Pick out the lines below that include the string "phrase".

◆ MATERIAL FOR THIS EXERCISE ◆
—————

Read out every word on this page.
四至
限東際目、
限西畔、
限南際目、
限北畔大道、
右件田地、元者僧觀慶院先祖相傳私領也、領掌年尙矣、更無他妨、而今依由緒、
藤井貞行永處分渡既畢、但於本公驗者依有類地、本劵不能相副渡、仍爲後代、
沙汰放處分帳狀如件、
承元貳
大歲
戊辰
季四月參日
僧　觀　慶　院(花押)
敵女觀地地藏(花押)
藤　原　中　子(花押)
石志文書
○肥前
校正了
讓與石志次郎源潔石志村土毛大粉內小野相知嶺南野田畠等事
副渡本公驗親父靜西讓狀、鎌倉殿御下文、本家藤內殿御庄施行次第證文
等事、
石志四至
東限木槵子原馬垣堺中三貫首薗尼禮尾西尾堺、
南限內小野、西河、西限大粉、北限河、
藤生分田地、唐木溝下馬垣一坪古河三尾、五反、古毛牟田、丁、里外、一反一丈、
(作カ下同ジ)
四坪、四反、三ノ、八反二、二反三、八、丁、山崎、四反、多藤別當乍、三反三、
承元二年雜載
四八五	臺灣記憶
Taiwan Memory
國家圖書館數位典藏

—————

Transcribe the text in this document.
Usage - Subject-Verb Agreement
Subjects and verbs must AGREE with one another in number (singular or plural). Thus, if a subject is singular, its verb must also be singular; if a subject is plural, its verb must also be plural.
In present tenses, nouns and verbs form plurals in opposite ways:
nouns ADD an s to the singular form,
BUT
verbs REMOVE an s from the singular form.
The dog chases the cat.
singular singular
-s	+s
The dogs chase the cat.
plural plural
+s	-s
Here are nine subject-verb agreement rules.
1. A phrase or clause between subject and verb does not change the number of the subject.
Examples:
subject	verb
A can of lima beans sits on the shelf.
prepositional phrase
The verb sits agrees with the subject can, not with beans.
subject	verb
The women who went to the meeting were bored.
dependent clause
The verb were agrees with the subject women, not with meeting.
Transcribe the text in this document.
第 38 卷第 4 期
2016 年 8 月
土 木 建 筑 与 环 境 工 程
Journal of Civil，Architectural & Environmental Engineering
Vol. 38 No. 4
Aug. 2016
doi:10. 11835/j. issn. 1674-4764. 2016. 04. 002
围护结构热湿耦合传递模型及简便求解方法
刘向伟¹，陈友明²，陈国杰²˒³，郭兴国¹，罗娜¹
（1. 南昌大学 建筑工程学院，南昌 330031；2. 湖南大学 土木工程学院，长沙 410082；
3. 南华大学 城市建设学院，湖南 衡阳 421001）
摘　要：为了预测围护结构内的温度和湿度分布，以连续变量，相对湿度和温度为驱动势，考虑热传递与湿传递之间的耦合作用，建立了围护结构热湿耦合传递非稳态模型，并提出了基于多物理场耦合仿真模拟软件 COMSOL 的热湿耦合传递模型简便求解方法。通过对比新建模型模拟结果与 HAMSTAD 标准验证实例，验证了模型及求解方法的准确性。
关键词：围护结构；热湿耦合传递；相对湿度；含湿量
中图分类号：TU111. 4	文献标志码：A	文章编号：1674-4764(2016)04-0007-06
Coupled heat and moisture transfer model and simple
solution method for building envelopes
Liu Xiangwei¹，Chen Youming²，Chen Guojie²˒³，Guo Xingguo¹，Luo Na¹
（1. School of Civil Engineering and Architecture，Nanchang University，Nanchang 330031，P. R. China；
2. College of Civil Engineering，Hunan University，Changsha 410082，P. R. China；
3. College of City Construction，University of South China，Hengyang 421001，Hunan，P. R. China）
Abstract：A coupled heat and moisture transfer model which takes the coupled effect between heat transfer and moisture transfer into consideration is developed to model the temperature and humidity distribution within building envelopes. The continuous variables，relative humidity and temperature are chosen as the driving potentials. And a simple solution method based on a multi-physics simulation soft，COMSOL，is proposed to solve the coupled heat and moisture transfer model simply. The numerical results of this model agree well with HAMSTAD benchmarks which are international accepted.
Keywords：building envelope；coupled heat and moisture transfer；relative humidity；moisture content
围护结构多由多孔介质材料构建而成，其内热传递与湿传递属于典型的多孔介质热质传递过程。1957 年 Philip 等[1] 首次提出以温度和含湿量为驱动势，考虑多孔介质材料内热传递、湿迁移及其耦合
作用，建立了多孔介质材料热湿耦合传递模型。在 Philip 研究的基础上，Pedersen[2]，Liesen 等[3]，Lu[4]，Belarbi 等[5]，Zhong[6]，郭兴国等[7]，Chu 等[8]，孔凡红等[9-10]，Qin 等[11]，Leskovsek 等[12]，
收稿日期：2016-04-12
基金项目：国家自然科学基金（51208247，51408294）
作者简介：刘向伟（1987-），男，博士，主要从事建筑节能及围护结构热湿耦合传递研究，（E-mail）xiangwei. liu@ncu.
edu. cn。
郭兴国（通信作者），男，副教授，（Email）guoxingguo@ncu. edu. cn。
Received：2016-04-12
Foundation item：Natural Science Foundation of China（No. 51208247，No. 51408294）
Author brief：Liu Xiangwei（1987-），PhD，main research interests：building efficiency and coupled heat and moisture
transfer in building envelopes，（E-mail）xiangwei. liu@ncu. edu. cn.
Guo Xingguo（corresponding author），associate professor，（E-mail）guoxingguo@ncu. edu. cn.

—————

◆ FULL RESPONSE ◆
1. A phrase or clause between subject and verb does not change the number of the subject.
prepositional phrase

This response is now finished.